→ Problem details: Make an exact copy of the records, with the pictures left out.

→ Stored data:
+ + +

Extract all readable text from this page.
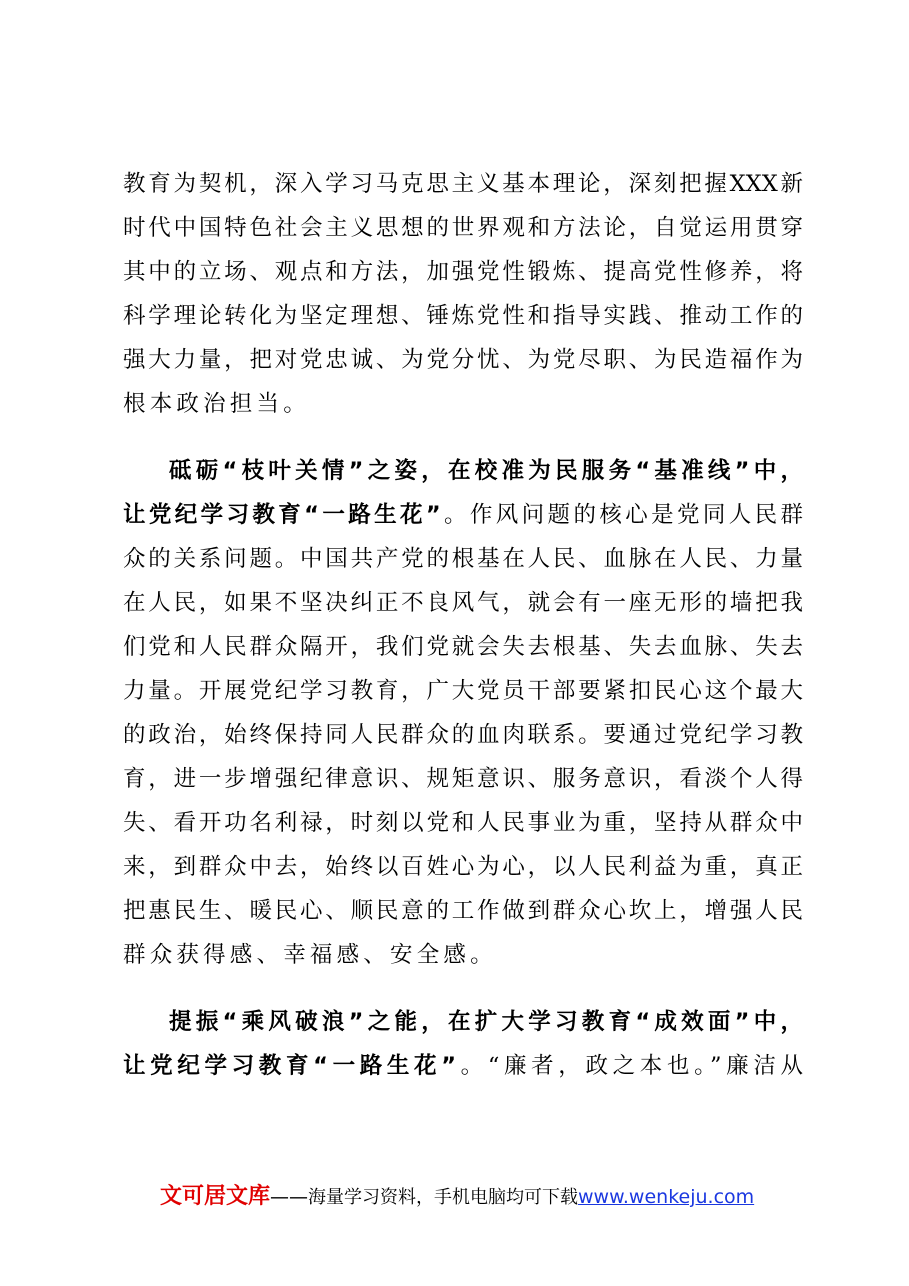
教育为契机，深入学习马克思主义基本理论，深刻把握XXX新
时代中国特色社会主义思想的世界观和方法论，自觉运用贯穿
其中的立场、观点和方法，加强党性锻炼、提高党性修养，将
科学理论转化为坚定理想、锤炼党性和指导实践、推动工作的
强大力量，把对党忠诚、为党分忧、为党尽职、为民造福作为
根本政治担当。
砥砺“枝叶关情”之姿，在校准为民服务“基准线”中，
让党纪学习教育“一路生花”。作风问题的核心是党同人民群
众的关系问题。中国共产党的根基在人民、血脉在人民、力量
在人民，如果不坚决纠正不良风气，就会有一座无形的墙把我
们党和人民群众隔开，我们党就会失去根基、失去血脉、失去
力量。开展党纪学习教育，广大党员干部要紧扣民心这个最大
的政治，始终保持同人民群众的血肉联系。要通过党纪学习教
育，进一步增强纪律意识、规矩意识、服务意识，看淡个人得
失、看开功名利禄，时刻以党和人民事业为重，坚持从群众中
来，到群众中去，始终以百姓心为心，以人民利益为重，真正
把惠民生、暖民心、顺民意的工作做到群众心坎上，增强人民
群众获得感、幸福感、安全感。
提振“乘风破浪”之能，在扩大学习教育“成效面”中，
让党纪学习教育“一路生花”。“廉者，政之本也。”廉洁从
文可居文库——海量学习资料，手机电脑均可下载www.wenkeju.com
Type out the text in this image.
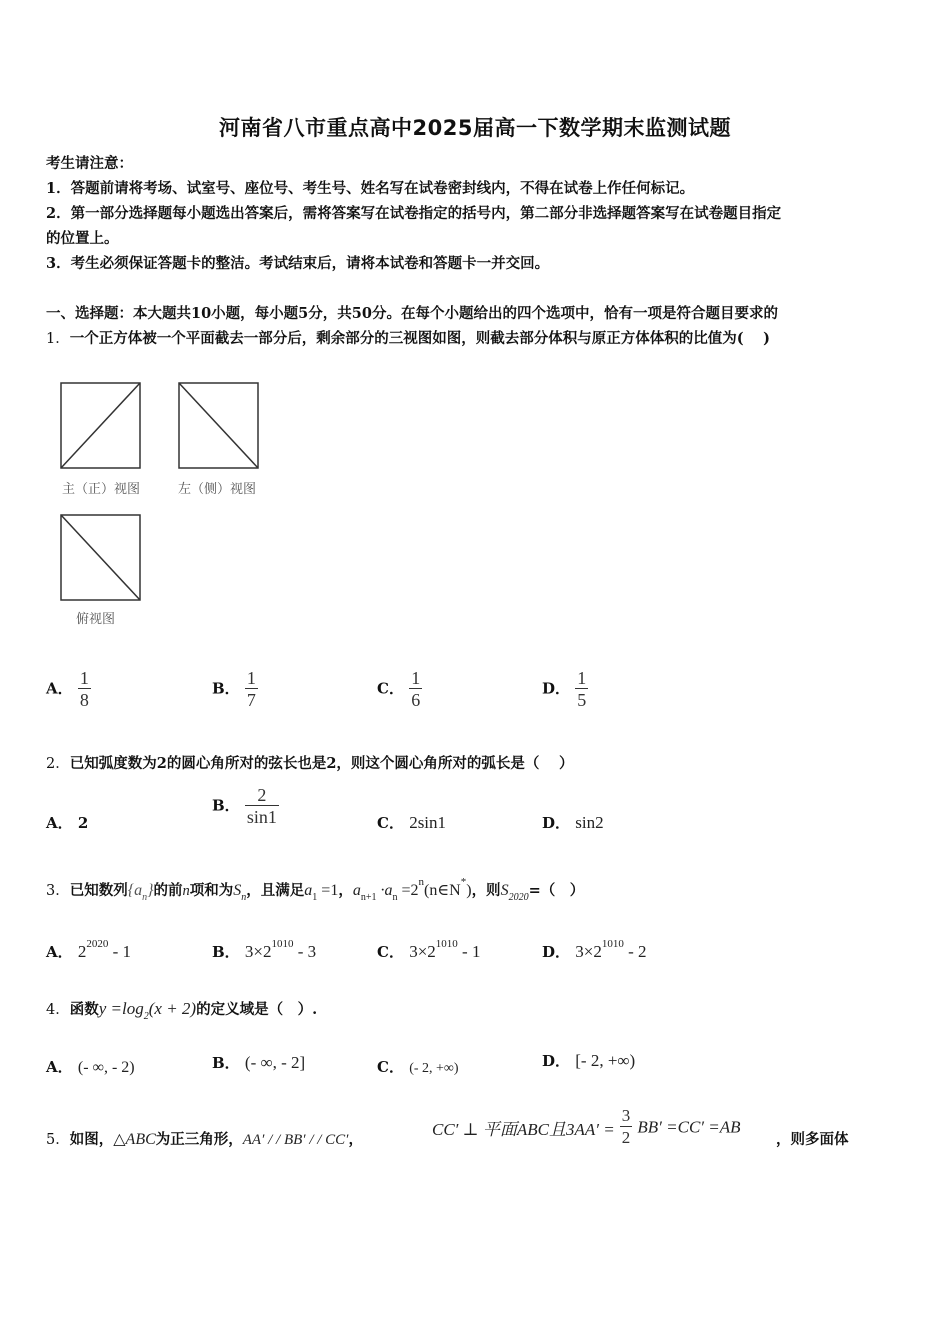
河南省八市重点高中2025届高一下数学期末监测试题
考生请注意：
1．答题前请将考场、试室号、座位号、考生号、姓名写在试卷密封线内，不得在试卷上作任何标记。
2．第一部分选择题每小题选出答案后，需将答案写在试卷指定的括号内，第二部分非选择题答案写在试卷题目指定
的位置上。
3．考生必须保证答题卡的整洁。考试结束后，请将本试卷和答题卡一并交回。
一、选择题：本大题共10小题，每小题5分，共50分。在每个小题给出的四个选项中，恰有一项是符合题目要求的
1．一个正方体被一个平面截去一部分后，剩余部分的三视图如图，则截去部分体积与原正方体体积的比值为(　 )
主（正）视图	左（侧）视图
俯视图
A． $\frac{1}{8}$	B． $\frac{1}{7}$	C． $\frac{1}{6}$	D． $\frac{1}{5}$
2．已知弧度数为2的圆心角所对的弦长也是2，则这个圆心角所对的弧长是（　 ）
A． 2
B． $\frac{2}{\sin 1}$	C． 2sin1	D． sin2
3．已知数列$\{a_n\}$的前n项和为$S_n$，且满足$a_1 =1$，$a_{n+1} \cdot a_n$ $=2^n(n\in N^*)$，则$S_{2020}=$（　）
A． $2^{2020} - 1$	B． $3\times 2^{1010} - 3$	C． $3\times 2^{1010} - 1$	D． $3\times 2^{1010} - 2$
4．函数$y =\log_2(x + 2)$的定义域是（　）.
A． (- ∞, - 2)	B． (- ∞, - 2]	C． (- 2, +∞)	D． [- 2, +∞)
5．如图，△ABC为正三角形，AA′ / / BB′ / / CC′，
CC′ ⊥ 平面ABC且$3AA' = \frac{3}{2} BB' =CC' =AB$
，则多面体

+ + +

→ The solution:
Extract all readable text from this page.
教育为契机，深入学习马克思主义基本理论，深刻把握XXX新
时代中国特色社会主义思想的世界观和方法论，自觉运用贯穿
其中的立场、观点和方法，加强党性锻炼、提高党性修养，将
科学理论转化为坚定理想、锤炼党性和指导实践、推动工作的
强大力量，把对党忠诚、为党分忧、为党尽职、为民造福作为
根本政治担当。
砥砺“枝叶关情”之姿，在校准为民服务“基准线”中，
让党纪学习教育“一路生花”。作风问题的核心是党同人民群
众的关系问题。中国共产党的根基在人民、血脉在人民、力量
在人民，如果不坚决纠正不良风气，就会有一座无形的墙把我
们党和人民群众隔开，我们党就会失去根基、失去血脉、失去
力量。开展党纪学习教育，广大党员干部要紧扣民心这个最大
的政治，始终保持同人民群众的血肉联系。要通过党纪学习教
育，进一步增强纪律意识、规矩意识、服务意识，看淡个人得
失、看开功名利禄，时刻以党和人民事业为重，坚持从群众中
来，到群众中去，始终以百姓心为心，以人民利益为重，真正
把惠民生、暖民心、顺民意的工作做到群众心坎上，增强人民
群众获得感、幸福感、安全感。
提振“乘风破浪”之能，在扩大学习教育“成效面”中，
让党纪学习教育“一路生花”。“廉者，政之本也。”廉洁从
文可居文库——海量学习资料，手机电脑均可下载www.wenkeju.com
Type out the text in this image.
河南省八市重点高中2025届高一下数学期末监测试题
考生请注意：
1．答题前请将考场、试室号、座位号、考生号、姓名写在试卷密封线内，不得在试卷上作任何标记。
2．第一部分选择题每小题选出答案后，需将答案写在试卷指定的括号内，第二部分非选择题答案写在试卷题目指定
的位置上。
3．考生必须保证答题卡的整洁。考试结束后，请将本试卷和答题卡一并交回。
一、选择题：本大题共10小题，每小题5分，共50分。在每个小题给出的四个选项中，恰有一项是符合题目要求的
1．一个正方体被一个平面截去一部分后，剩余部分的三视图如图，则截去部分体积与原正方体体积的比值为(　 )
主（正）视图	左（侧）视图
俯视图
A． $\frac{1}{8}$	B． $\frac{1}{7}$	C． $\frac{1}{6}$	D． $\frac{1}{5}$
2．已知弧度数为2的圆心角所对的弦长也是2，则这个圆心角所对的弧长是（　 ）
A． 2
B． $\frac{2}{\sin 1}$	C． 2sin1	D． sin2
3．已知数列$\{a_n\}$的前n项和为$S_n$，且满足$a_1 =1$，$a_{n+1} \cdot a_n$ $=2^n(n\in N^*)$，则$S_{2020}=$（　）
A． $2^{2020} - 1$	B． $3\times 2^{1010} - 3$	C． $3\times 2^{1010} - 1$	D． $3\times 2^{1010} - 2$
4．函数$y =\log_2(x + 2)$的定义域是（　）.
A． (- ∞, - 2)	B． (- ∞, - 2]	C． (- 2, +∞)	D． [- 2, +∞)
5．如图，△ABC为正三角形，AA′ / / BB′ / / CC′，
CC′ ⊥ 平面ABC且$3AA' = \frac{3}{2} BB' =CC' =AB$
，则多面体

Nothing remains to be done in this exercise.